## Given instruction
Go through the lines below and copy each one that holds the string "cumilative".

- - -

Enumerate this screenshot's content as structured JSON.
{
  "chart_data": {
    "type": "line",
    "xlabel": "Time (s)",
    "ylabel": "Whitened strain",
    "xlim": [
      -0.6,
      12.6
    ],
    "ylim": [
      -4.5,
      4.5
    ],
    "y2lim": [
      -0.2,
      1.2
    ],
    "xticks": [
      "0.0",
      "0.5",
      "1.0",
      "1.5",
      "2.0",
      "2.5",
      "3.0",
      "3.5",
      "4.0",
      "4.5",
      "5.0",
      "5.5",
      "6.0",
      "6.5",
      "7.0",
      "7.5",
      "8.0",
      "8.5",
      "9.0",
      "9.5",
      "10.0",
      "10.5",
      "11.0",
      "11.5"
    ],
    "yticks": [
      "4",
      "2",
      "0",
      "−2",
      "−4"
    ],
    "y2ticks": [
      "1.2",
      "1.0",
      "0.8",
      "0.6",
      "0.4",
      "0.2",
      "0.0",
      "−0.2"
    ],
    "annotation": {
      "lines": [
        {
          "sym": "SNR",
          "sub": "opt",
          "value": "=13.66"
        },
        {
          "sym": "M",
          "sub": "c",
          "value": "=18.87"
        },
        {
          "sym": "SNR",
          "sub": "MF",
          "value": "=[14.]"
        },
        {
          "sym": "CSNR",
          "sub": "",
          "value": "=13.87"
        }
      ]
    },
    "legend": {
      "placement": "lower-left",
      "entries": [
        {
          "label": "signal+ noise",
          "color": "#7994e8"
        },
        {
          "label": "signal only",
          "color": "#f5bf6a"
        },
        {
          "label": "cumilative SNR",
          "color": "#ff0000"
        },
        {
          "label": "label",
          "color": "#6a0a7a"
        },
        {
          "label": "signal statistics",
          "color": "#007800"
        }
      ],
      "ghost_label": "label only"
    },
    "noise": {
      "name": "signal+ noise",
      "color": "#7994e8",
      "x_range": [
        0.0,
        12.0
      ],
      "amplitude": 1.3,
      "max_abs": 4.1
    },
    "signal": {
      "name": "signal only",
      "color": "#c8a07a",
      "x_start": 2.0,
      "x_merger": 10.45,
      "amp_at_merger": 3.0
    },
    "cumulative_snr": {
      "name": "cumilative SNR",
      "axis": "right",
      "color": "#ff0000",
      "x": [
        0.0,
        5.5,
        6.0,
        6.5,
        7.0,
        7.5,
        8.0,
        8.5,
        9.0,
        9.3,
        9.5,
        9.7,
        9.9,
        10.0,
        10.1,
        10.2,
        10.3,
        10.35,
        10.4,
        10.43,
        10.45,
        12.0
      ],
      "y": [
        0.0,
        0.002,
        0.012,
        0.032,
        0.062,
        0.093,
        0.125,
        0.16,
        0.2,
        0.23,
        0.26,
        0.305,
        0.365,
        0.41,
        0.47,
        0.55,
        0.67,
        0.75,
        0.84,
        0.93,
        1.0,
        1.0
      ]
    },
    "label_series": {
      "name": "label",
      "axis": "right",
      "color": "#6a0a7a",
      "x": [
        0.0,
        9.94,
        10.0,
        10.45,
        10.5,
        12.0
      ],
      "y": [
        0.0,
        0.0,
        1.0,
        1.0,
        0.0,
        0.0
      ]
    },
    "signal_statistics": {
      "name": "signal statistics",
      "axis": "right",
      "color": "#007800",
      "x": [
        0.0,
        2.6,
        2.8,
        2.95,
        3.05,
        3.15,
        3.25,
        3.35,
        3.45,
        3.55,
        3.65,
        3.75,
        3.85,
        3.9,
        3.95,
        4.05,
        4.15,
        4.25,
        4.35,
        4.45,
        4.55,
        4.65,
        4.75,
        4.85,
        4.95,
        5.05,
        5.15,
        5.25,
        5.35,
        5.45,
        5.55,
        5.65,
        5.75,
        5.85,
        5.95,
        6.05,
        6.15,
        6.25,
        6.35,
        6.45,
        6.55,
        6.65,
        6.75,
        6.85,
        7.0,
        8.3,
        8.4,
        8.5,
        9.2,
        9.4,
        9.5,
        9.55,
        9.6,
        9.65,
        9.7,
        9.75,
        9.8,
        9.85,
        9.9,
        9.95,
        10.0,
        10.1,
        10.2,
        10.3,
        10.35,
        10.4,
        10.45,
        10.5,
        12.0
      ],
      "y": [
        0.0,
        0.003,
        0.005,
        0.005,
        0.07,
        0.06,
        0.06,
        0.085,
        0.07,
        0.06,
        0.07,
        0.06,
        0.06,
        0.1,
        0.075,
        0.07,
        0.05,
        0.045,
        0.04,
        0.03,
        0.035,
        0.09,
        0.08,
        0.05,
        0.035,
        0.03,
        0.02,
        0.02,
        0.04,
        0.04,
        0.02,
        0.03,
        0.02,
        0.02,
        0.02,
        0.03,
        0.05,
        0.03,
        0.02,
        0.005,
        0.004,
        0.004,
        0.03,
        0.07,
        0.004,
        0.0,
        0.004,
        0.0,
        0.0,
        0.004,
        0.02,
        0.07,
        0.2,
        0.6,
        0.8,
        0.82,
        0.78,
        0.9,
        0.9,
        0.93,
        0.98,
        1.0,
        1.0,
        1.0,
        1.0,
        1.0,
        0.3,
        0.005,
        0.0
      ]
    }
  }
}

- - -

## The response
          "label": "cumilative SNR",
      "name": "cumilative SNR",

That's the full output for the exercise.